Work to complete - From the listing below, pull each line that includes "label".

Figure dataset records
^^^^^^^^^^^^^^^^

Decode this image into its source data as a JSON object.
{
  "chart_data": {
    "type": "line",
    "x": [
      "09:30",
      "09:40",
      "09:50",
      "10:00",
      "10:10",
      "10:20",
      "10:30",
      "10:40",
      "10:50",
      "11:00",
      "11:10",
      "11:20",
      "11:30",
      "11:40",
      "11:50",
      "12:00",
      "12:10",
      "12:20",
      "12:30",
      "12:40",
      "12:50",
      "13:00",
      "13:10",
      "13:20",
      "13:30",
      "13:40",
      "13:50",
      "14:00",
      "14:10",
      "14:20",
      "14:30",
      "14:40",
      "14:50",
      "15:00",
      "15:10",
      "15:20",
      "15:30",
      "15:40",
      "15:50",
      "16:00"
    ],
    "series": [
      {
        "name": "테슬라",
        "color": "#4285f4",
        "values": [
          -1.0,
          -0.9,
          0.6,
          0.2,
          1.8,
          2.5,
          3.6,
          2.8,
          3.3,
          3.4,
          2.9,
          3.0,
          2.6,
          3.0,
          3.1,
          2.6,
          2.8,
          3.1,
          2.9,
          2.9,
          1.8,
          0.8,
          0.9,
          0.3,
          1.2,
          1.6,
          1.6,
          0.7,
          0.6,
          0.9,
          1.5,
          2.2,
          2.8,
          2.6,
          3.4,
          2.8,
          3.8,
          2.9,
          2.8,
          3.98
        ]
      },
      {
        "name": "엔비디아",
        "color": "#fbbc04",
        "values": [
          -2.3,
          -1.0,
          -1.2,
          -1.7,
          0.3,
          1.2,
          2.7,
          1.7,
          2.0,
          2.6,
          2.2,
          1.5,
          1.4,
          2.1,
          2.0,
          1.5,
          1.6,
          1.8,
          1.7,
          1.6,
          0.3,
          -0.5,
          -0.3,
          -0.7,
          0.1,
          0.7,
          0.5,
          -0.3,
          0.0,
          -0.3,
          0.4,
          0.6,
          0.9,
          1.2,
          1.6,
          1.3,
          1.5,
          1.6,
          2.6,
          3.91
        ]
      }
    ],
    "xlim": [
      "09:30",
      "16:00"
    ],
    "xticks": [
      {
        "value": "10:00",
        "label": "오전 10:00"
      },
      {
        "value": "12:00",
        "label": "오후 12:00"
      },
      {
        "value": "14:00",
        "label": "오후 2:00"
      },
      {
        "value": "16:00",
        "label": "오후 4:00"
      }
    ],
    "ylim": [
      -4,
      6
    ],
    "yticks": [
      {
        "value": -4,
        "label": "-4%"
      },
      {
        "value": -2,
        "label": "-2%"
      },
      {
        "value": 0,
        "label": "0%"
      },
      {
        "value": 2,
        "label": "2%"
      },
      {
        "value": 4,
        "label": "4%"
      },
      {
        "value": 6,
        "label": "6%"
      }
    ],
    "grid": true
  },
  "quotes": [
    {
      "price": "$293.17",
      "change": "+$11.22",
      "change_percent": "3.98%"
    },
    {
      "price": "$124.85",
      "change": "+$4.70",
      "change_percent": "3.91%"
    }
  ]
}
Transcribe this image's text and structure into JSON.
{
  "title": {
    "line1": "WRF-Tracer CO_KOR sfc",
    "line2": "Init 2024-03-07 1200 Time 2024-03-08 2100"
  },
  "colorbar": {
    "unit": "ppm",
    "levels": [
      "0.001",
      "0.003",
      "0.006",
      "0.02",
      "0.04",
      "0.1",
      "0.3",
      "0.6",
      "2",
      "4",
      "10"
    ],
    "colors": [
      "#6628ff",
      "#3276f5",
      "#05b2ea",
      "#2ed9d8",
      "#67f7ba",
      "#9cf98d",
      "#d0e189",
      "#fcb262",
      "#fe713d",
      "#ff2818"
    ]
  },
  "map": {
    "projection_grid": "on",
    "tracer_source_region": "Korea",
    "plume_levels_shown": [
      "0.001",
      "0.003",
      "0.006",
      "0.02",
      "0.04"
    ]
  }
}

^^^^^^^^^^^^^^^^

Task result -
        "label": "오전 10:00"
        "label": "오후 12:00"
        "label": "오후 2:00"
        "label": "오후 4:00"
        "label": "-4%"
        "label": "-2%"
        "label": "0%"
        "label": "2%"
        "label": "4%"
        "label": "6%"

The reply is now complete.